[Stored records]

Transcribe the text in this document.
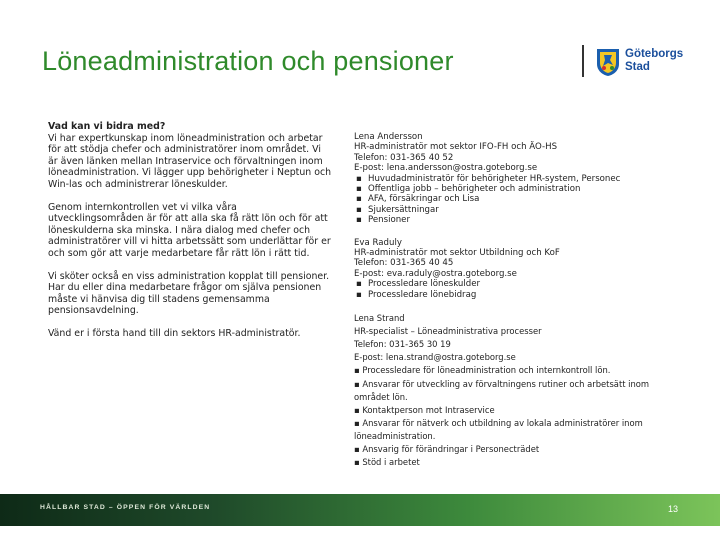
Löneadministration och pensioner	Göteborgs
Stad

Vad kan vi bidra med?
Vi har expertkunskap inom löneadministration och arbetar för att stödja chefer och administratörer inom området. Vi är även länken mellan Intraservice och förvaltningen inom löneadministration. Vi lägger upp behörigheter i Neptun och Win-las och administrerar löneskulder.

Genom internkontrollen vet vi vilka våra utvecklingsområden är för att alla ska få rätt lön och för att löneskulderna ska minska. I nära dialog med chefer och administratörer vill vi hitta arbetssätt som underlättar för er och som gör att varje medarbetare får rätt lön i rätt tid.

Vi sköter också en viss administration kopplat till pensioner. Har du eller dina medarbetare frågor om själva pensionen måste vi hänvisa dig till stadens gemensamma pensionsavdelning.

Vänd er i första hand till din sektors HR-administratör.

Lena Andersson
HR-administratör mot sektor IFO-FH och ÄO-HS
Telefon: 031-365 40 52
E-post: lena.andersson@ostra.goteborg.se
▪ Huvudadministratör för behörigheter HR-system, Personec
▪ Offentliga jobb – behörigheter och administration
▪ AFA, försäkringar och Lisa
▪ Sjukersättningar
▪ Pensioner
Eva Raduly
HR-administratör mot sektor Utbildning och KoF
Telefon: 031-365 40 45
E-post: eva.raduly@ostra.goteborg.se
▪ Processledare löneskulder
▪ Processledare lönebidrag
Lena Strand
HR-specialist – Löneadministrativa processer
Telefon: 031-365 30 19
E-post: lena.strand@ostra.goteborg.se
▪ Processledare för löneadministration och internkontroll lön.
▪ Ansvarar för utveckling av förvaltningens rutiner och arbetsätt inom området lön.
▪ Kontaktperson mot Intraservice
▪ Ansvarar för nätverk och utbildning av lokala administratörer inom löneadministration.
▪ Ansvarig för förändringar i Personecträdet
▪ Stöd i arbetet
HÅLLBAR STAD – ÖPPEN FÖR VÄRLDEN	13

• Work required:
Keep each line of the records exactly as it is while transcribing them, but leave the images behind.

• Solved exercise:
Transcribe the text in this document.
Löneadministration och pensioner	Göteborgs
Stad

Vad kan vi bidra med?
Vi har expertkunskap inom löneadministration och arbetar för att stödja chefer och administratörer inom området. Vi är även länken mellan Intraservice och förvaltningen inom löneadministration. Vi lägger upp behörigheter i Neptun och Win-las och administrerar löneskulder.

Genom internkontrollen vet vi vilka våra utvecklingsområden är för att alla ska få rätt lön och för att löneskulderna ska minska. I nära dialog med chefer och administratörer vill vi hitta arbetssätt som underlättar för er och som gör att varje medarbetare får rätt lön i rätt tid.

Vi sköter också en viss administration kopplat till pensioner. Har du eller dina medarbetare frågor om själva pensionen måste vi hänvisa dig till stadens gemensamma pensionsavdelning.

Vänd er i första hand till din sektors HR-administratör.

Lena Andersson
HR-administratör mot sektor IFO-FH och ÄO-HS
Telefon: 031-365 40 52
E-post: lena.andersson@ostra.goteborg.se
▪ Huvudadministratör för behörigheter HR-system, Personec
▪ Offentliga jobb – behörigheter och administration
▪ AFA, försäkringar och Lisa
▪ Sjukersättningar
▪ Pensioner
Eva Raduly
HR-administratör mot sektor Utbildning och KoF
Telefon: 031-365 40 45
E-post: eva.raduly@ostra.goteborg.se
▪ Processledare löneskulder
▪ Processledare lönebidrag
Lena Strand
HR-specialist – Löneadministrativa processer
Telefon: 031-365 30 19
E-post: lena.strand@ostra.goteborg.se
▪ Processledare för löneadministration och internkontroll lön.
▪ Ansvarar för utveckling av förvaltningens rutiner och arbetsätt inom området lön.
▪ Kontaktperson mot Intraservice
▪ Ansvarar för nätverk och utbildning av lokala administratörer inom löneadministration.
▪ Ansvarig för förändringar i Personecträdet
▪ Stöd i arbetet
HÅLLBAR STAD – ÖPPEN FÖR VÄRLDEN	13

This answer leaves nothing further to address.